Written request —
Will you output the entries below exactly, skipping every image they contain?

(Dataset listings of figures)
┏━━

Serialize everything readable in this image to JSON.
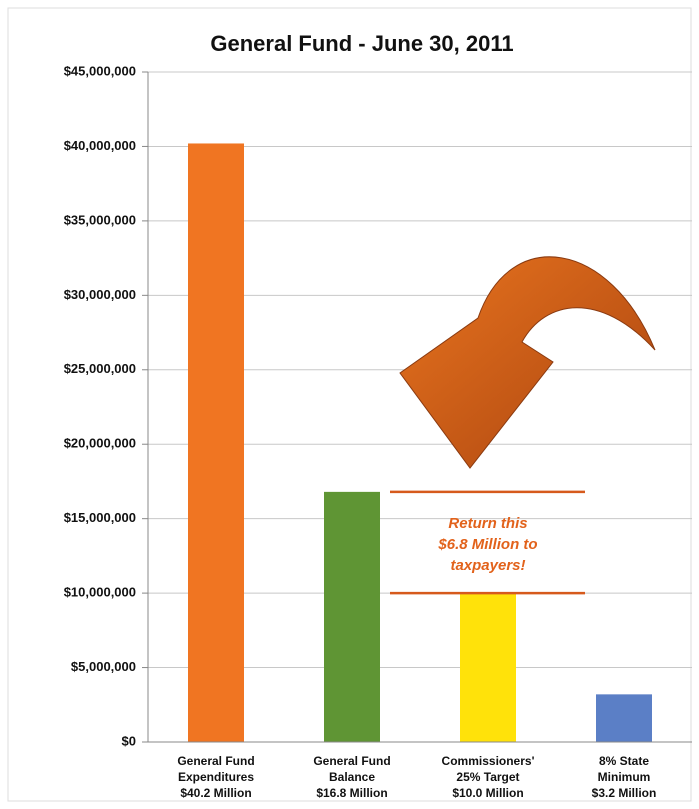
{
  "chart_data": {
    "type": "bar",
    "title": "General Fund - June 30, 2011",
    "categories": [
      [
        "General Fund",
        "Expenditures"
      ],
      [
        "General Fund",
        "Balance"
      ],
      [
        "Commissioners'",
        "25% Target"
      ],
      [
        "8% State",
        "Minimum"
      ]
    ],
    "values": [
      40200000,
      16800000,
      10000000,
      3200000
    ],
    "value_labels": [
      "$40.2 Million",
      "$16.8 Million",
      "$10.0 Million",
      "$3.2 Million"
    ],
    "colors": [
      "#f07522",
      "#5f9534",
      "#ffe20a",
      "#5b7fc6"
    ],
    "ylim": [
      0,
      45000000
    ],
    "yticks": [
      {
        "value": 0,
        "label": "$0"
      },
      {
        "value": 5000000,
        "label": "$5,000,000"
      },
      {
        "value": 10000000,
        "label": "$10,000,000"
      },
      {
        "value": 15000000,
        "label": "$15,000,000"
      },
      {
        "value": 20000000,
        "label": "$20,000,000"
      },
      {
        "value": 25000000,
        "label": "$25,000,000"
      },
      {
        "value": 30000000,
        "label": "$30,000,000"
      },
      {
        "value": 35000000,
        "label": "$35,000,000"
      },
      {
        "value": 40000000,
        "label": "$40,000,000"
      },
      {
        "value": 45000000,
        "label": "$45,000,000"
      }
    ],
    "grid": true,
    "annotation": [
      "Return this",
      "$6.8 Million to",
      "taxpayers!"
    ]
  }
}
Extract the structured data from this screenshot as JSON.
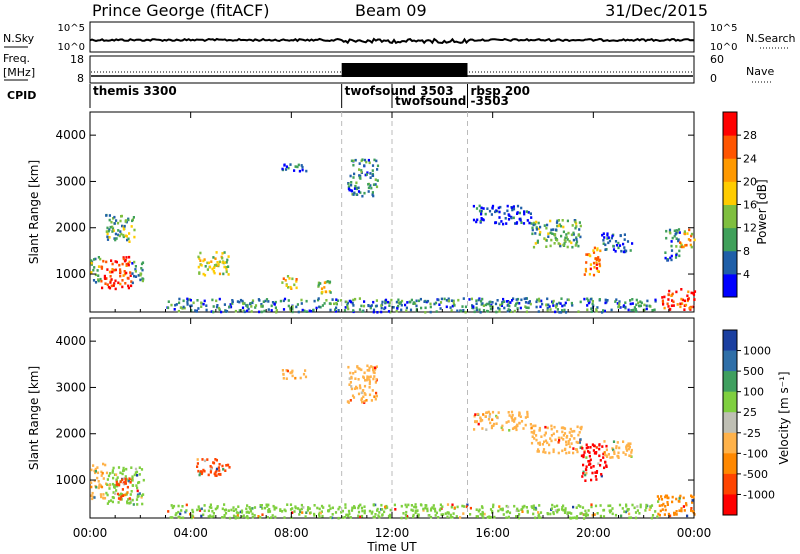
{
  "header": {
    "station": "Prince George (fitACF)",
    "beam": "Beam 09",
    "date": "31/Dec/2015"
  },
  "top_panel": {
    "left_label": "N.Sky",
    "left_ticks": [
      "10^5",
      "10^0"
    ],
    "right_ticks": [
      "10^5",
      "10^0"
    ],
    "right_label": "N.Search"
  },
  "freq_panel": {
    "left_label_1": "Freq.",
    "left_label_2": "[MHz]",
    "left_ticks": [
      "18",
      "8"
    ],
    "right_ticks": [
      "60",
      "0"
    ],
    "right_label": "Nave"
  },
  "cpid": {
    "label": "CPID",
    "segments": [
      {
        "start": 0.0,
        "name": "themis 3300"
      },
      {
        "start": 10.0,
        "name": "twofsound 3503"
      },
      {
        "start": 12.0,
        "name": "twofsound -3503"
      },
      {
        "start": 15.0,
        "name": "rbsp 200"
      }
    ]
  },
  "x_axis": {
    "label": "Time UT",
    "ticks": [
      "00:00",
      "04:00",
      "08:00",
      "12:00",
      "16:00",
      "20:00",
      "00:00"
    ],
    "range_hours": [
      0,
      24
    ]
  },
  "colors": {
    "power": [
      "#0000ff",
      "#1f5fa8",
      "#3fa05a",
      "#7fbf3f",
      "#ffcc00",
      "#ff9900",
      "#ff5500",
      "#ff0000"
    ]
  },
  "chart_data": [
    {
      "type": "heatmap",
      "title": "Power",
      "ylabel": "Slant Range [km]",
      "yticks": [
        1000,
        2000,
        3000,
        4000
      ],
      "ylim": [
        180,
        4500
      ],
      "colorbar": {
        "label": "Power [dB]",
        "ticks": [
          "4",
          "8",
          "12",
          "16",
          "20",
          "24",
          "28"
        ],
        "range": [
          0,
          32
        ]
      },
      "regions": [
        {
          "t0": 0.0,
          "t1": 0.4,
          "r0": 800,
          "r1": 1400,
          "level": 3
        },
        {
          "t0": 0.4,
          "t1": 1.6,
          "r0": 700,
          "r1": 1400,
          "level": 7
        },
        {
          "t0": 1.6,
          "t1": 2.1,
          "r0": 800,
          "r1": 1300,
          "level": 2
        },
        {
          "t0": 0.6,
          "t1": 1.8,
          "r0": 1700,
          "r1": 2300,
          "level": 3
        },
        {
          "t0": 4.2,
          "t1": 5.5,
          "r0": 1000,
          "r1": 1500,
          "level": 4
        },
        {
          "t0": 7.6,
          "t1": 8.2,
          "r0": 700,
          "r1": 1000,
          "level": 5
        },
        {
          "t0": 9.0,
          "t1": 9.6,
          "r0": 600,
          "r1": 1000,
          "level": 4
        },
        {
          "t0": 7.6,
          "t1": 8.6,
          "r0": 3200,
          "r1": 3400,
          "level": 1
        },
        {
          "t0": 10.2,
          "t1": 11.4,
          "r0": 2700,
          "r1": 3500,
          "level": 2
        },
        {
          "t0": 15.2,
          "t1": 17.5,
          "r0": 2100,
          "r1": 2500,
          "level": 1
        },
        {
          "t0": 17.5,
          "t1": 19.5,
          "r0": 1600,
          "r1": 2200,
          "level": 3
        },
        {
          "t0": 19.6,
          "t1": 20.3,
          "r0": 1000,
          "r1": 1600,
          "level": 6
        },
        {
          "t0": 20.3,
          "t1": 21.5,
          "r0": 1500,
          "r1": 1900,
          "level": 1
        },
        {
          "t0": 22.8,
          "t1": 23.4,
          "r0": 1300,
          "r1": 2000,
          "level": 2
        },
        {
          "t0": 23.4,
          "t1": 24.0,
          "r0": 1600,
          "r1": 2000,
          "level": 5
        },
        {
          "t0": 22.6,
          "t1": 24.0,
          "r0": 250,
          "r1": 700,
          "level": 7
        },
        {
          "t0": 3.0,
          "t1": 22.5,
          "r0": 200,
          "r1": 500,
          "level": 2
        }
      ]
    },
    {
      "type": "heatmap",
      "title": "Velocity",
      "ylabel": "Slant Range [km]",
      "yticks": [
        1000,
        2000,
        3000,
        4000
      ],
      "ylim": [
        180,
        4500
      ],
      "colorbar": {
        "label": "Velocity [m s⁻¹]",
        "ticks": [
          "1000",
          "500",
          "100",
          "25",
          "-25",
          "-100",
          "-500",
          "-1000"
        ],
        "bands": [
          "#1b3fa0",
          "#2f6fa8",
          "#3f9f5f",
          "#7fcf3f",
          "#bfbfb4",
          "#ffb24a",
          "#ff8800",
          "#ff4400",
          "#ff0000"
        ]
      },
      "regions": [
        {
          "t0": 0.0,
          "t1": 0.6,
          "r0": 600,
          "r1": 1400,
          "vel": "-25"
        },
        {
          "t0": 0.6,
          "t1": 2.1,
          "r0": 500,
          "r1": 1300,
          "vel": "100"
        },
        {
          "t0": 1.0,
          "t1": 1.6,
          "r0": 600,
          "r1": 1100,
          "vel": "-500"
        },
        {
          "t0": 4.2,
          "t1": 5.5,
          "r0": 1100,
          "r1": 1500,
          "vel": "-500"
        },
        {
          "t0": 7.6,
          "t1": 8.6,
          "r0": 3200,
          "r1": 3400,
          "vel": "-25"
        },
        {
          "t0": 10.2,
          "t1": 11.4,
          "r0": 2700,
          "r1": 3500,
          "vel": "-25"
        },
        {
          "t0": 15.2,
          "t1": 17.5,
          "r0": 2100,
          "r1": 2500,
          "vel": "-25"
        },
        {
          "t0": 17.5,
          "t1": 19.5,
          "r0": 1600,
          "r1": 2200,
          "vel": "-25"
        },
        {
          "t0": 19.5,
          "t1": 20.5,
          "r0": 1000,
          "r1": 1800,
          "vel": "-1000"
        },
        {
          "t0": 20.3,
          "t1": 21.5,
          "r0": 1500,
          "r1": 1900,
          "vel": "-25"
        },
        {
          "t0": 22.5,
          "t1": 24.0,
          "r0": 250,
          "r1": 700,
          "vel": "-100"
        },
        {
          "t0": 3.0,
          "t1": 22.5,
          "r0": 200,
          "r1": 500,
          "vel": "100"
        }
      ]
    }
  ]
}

┗━━

Answer for the task —
Serialize everything readable in this image to JSON.
{
  "chart_data": {
    "type": "bar",
    "title": "General Fund - June 30, 2011",
    "categories": [
      [
        "General Fund",
        "Expenditures"
      ],
      [
        "General Fund",
        "Balance"
      ],
      [
        "Commissioners'",
        "25% Target"
      ],
      [
        "8% State",
        "Minimum"
      ]
    ],
    "values": [
      40200000,
      16800000,
      10000000,
      3200000
    ],
    "value_labels": [
      "$40.2 Million",
      "$16.8 Million",
      "$10.0 Million",
      "$3.2 Million"
    ],
    "colors": [
      "#f07522",
      "#5f9534",
      "#ffe20a",
      "#5b7fc6"
    ],
    "ylim": [
      0,
      45000000
    ],
    "yticks": [
      {
        "value": 0,
        "label": "$0"
      },
      {
        "value": 5000000,
        "label": "$5,000,000"
      },
      {
        "value": 10000000,
        "label": "$10,000,000"
      },
      {
        "value": 15000000,
        "label": "$15,000,000"
      },
      {
        "value": 20000000,
        "label": "$20,000,000"
      },
      {
        "value": 25000000,
        "label": "$25,000,000"
      },
      {
        "value": 30000000,
        "label": "$30,000,000"
      },
      {
        "value": 35000000,
        "label": "$35,000,000"
      },
      {
        "value": 40000000,
        "label": "$40,000,000"
      },
      {
        "value": 45000000,
        "label": "$45,000,000"
      }
    ],
    "grid": true,
    "annotation": [
      "Return this",
      "$6.8 Million to",
      "taxpayers!"
    ]
  }
}
Extract the structured data from this screenshot as JSON.
{
  "header": {
    "station": "Prince George (fitACF)",
    "beam": "Beam 09",
    "date": "31/Dec/2015"
  },
  "top_panel": {
    "left_label": "N.Sky",
    "left_ticks": [
      "10^5",
      "10^0"
    ],
    "right_ticks": [
      "10^5",
      "10^0"
    ],
    "right_label": "N.Search"
  },
  "freq_panel": {
    "left_label_1": "Freq.",
    "left_label_2": "[MHz]",
    "left_ticks": [
      "18",
      "8"
    ],
    "right_ticks": [
      "60",
      "0"
    ],
    "right_label": "Nave"
  },
  "cpid": {
    "label": "CPID",
    "segments": [
      {
        "start": 0.0,
        "name": "themis 3300"
      },
      {
        "start": 10.0,
        "name": "twofsound 3503"
      },
      {
        "start": 12.0,
        "name": "twofsound -3503"
      },
      {
        "start": 15.0,
        "name": "rbsp 200"
      }
    ]
  },
  "x_axis": {
    "label": "Time UT",
    "ticks": [
      "00:00",
      "04:00",
      "08:00",
      "12:00",
      "16:00",
      "20:00",
      "00:00"
    ],
    "range_hours": [
      0,
      24
    ]
  },
  "colors": {
    "power": [
      "#0000ff",
      "#1f5fa8",
      "#3fa05a",
      "#7fbf3f",
      "#ffcc00",
      "#ff9900",
      "#ff5500",
      "#ff0000"
    ]
  },
  "chart_data": [
    {
      "type": "heatmap",
      "title": "Power",
      "ylabel": "Slant Range [km]",
      "yticks": [
        1000,
        2000,
        3000,
        4000
      ],
      "ylim": [
        180,
        4500
      ],
      "colorbar": {
        "label": "Power [dB]",
        "ticks": [
          "4",
          "8",
          "12",
          "16",
          "20",
          "24",
          "28"
        ],
        "range": [
          0,
          32
        ]
      },
      "regions": [
        {
          "t0": 0.0,
          "t1": 0.4,
          "r0": 800,
          "r1": 1400,
          "level": 3
        },
        {
          "t0": 0.4,
          "t1": 1.6,
          "r0": 700,
          "r1": 1400,
          "level": 7
        },
        {
          "t0": 1.6,
          "t1": 2.1,
          "r0": 800,
          "r1": 1300,
          "level": 2
        },
        {
          "t0": 0.6,
          "t1": 1.8,
          "r0": 1700,
          "r1": 2300,
          "level": 3
        },
        {
          "t0": 4.2,
          "t1": 5.5,
          "r0": 1000,
          "r1": 1500,
          "level": 4
        },
        {
          "t0": 7.6,
          "t1": 8.2,
          "r0": 700,
          "r1": 1000,
          "level": 5
        },
        {
          "t0": 9.0,
          "t1": 9.6,
          "r0": 600,
          "r1": 1000,
          "level": 4
        },
        {
          "t0": 7.6,
          "t1": 8.6,
          "r0": 3200,
          "r1": 3400,
          "level": 1
        },
        {
          "t0": 10.2,
          "t1": 11.4,
          "r0": 2700,
          "r1": 3500,
          "level": 2
        },
        {
          "t0": 15.2,
          "t1": 17.5,
          "r0": 2100,
          "r1": 2500,
          "level": 1
        },
        {
          "t0": 17.5,
          "t1": 19.5,
          "r0": 1600,
          "r1": 2200,
          "level": 3
        },
        {
          "t0": 19.6,
          "t1": 20.3,
          "r0": 1000,
          "r1": 1600,
          "level": 6
        },
        {
          "t0": 20.3,
          "t1": 21.5,
          "r0": 1500,
          "r1": 1900,
          "level": 1
        },
        {
          "t0": 22.8,
          "t1": 23.4,
          "r0": 1300,
          "r1": 2000,
          "level": 2
        },
        {
          "t0": 23.4,
          "t1": 24.0,
          "r0": 1600,
          "r1": 2000,
          "level": 5
        },
        {
          "t0": 22.6,
          "t1": 24.0,
          "r0": 250,
          "r1": 700,
          "level": 7
        },
        {
          "t0": 3.0,
          "t1": 22.5,
          "r0": 200,
          "r1": 500,
          "level": 2
        }
      ]
    },
    {
      "type": "heatmap",
      "title": "Velocity",
      "ylabel": "Slant Range [km]",
      "yticks": [
        1000,
        2000,
        3000,
        4000
      ],
      "ylim": [
        180,
        4500
      ],
      "colorbar": {
        "label": "Velocity [m s⁻¹]",
        "ticks": [
          "1000",
          "500",
          "100",
          "25",
          "-25",
          "-100",
          "-500",
          "-1000"
        ],
        "bands": [
          "#1b3fa0",
          "#2f6fa8",
          "#3f9f5f",
          "#7fcf3f",
          "#bfbfb4",
          "#ffb24a",
          "#ff8800",
          "#ff4400",
          "#ff0000"
        ]
      },
      "regions": [
        {
          "t0": 0.0,
          "t1": 0.6,
          "r0": 600,
          "r1": 1400,
          "vel": "-25"
        },
        {
          "t0": 0.6,
          "t1": 2.1,
          "r0": 500,
          "r1": 1300,
          "vel": "100"
        },
        {
          "t0": 1.0,
          "t1": 1.6,
          "r0": 600,
          "r1": 1100,
          "vel": "-500"
        },
        {
          "t0": 4.2,
          "t1": 5.5,
          "r0": 1100,
          "r1": 1500,
          "vel": "-500"
        },
        {
          "t0": 7.6,
          "t1": 8.6,
          "r0": 3200,
          "r1": 3400,
          "vel": "-25"
        },
        {
          "t0": 10.2,
          "t1": 11.4,
          "r0": 2700,
          "r1": 3500,
          "vel": "-25"
        },
        {
          "t0": 15.2,
          "t1": 17.5,
          "r0": 2100,
          "r1": 2500,
          "vel": "-25"
        },
        {
          "t0": 17.5,
          "t1": 19.5,
          "r0": 1600,
          "r1": 2200,
          "vel": "-25"
        },
        {
          "t0": 19.5,
          "t1": 20.5,
          "r0": 1000,
          "r1": 1800,
          "vel": "-1000"
        },
        {
          "t0": 20.3,
          "t1": 21.5,
          "r0": 1500,
          "r1": 1900,
          "vel": "-25"
        },
        {
          "t0": 22.5,
          "t1": 24.0,
          "r0": 250,
          "r1": 700,
          "vel": "-100"
        },
        {
          "t0": 3.0,
          "t1": 22.5,
          "r0": 200,
          "r1": 500,
          "vel": "100"
        }
      ]
    }
  ]
}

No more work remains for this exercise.